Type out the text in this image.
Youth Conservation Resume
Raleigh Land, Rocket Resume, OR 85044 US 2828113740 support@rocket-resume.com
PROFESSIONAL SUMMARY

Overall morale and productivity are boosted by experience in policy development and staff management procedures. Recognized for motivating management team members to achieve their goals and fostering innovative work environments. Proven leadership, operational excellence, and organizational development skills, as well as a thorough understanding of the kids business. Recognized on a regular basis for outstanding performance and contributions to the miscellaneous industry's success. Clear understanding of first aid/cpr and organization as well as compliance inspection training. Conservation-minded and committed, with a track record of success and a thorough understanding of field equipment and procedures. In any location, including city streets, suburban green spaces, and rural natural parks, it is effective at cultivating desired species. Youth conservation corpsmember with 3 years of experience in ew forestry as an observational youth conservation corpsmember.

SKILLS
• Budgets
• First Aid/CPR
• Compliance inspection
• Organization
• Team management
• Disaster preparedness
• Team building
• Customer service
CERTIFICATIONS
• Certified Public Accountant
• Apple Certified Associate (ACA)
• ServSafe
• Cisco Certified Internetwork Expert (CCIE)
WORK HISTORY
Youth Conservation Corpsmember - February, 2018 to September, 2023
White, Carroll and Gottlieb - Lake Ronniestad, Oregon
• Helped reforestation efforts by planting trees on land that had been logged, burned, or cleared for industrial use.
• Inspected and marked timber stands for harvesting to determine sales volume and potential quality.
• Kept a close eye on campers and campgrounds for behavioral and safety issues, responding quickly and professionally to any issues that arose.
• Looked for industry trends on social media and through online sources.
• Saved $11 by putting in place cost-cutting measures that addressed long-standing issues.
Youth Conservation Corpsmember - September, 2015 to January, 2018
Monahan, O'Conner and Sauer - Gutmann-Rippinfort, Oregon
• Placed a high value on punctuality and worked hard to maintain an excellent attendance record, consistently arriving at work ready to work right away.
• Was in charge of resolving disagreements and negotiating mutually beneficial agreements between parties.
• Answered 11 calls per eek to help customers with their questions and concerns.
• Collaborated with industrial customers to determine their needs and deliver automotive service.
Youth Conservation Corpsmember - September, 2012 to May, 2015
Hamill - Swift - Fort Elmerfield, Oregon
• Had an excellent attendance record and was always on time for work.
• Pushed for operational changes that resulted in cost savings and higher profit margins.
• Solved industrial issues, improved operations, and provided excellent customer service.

■ ■ ■

◆ Task goal ◆
All of the data above should be transcribed exactly.

◆ Finished exercise ◆
Type out the text in this image.
Youth Conservation Resume
Raleigh Land, Rocket Resume, OR 85044 US 2828113740 support@rocket-resume.com
PROFESSIONAL SUMMARY

Overall morale and productivity are boosted by experience in policy development and staff management procedures. Recognized for motivating management team members to achieve their goals and fostering innovative work environments. Proven leadership, operational excellence, and organizational development skills, as well as a thorough understanding of the kids business. Recognized on a regular basis for outstanding performance and contributions to the miscellaneous industry's success. Clear understanding of first aid/cpr and organization as well as compliance inspection training. Conservation-minded and committed, with a track record of success and a thorough understanding of field equipment and procedures. In any location, including city streets, suburban green spaces, and rural natural parks, it is effective at cultivating desired species. Youth conservation corpsmember with 3 years of experience in ew forestry as an observational youth conservation corpsmember.

SKILLS
• Budgets
• First Aid/CPR
• Compliance inspection
• Organization
• Team management
• Disaster preparedness
• Team building
• Customer service
CERTIFICATIONS
• Certified Public Accountant
• Apple Certified Associate (ACA)
• ServSafe
• Cisco Certified Internetwork Expert (CCIE)
WORK HISTORY
Youth Conservation Corpsmember - February, 2018 to September, 2023
White, Carroll and Gottlieb - Lake Ronniestad, Oregon
• Helped reforestation efforts by planting trees on land that had been logged, burned, or cleared for industrial use.
• Inspected and marked timber stands for harvesting to determine sales volume and potential quality.
• Kept a close eye on campers and campgrounds for behavioral and safety issues, responding quickly and professionally to any issues that arose.
• Looked for industry trends on social media and through online sources.
• Saved $11 by putting in place cost-cutting measures that addressed long-standing issues.
Youth Conservation Corpsmember - September, 2015 to January, 2018
Monahan, O'Conner and Sauer - Gutmann-Rippinfort, Oregon
• Placed a high value on punctuality and worked hard to maintain an excellent attendance record, consistently arriving at work ready to work right away.
• Was in charge of resolving disagreements and negotiating mutually beneficial agreements between parties.
• Answered 11 calls per eek to help customers with their questions and concerns.
• Collaborated with industrial customers to determine their needs and deliver automotive service.
Youth Conservation Corpsmember - September, 2012 to May, 2015
Hamill - Swift - Fort Elmerfield, Oregon
• Had an excellent attendance record and was always on time for work.
• Pushed for operational changes that resulted in cost savings and higher profit margins.
• Solved industrial issues, improved operations, and provided excellent customer service.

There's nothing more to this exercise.